Task requirements: Using the listing below, please gather every line containing the word "Somewhat".

Listed records:
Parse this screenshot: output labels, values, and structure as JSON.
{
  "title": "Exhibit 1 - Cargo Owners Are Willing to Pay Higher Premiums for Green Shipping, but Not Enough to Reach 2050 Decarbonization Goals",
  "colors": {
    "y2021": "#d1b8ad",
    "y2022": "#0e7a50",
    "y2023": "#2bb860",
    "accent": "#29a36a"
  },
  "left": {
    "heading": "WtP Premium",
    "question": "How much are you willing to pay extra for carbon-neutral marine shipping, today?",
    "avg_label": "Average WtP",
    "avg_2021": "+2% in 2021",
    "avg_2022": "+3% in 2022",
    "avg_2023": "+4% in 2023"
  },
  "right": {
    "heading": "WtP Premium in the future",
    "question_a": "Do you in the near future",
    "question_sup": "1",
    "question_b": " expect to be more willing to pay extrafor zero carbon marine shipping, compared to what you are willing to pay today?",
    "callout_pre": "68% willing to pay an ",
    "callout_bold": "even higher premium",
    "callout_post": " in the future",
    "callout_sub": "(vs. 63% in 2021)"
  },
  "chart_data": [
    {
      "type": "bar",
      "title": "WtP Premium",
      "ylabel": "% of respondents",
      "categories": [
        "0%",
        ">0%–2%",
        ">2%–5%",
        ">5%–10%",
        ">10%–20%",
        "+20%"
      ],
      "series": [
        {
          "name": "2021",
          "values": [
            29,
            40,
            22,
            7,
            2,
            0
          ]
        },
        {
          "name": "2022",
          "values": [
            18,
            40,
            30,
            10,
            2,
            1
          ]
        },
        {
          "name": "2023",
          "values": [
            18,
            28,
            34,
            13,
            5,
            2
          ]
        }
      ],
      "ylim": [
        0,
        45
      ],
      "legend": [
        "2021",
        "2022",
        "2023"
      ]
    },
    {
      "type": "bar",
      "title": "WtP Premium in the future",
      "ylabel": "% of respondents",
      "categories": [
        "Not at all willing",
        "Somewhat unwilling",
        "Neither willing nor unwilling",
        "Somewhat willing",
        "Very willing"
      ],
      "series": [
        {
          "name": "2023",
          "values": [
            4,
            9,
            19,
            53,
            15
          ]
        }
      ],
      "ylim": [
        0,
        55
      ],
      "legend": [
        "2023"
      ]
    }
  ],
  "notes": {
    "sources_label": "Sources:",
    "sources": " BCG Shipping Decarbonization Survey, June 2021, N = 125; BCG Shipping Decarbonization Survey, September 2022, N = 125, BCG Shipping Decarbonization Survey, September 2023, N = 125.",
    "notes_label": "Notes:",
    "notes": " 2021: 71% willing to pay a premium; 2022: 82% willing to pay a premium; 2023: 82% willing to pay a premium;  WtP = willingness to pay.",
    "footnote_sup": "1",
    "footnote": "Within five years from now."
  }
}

Correct response:
        "Somewhat unwilling",
        "Somewhat willing",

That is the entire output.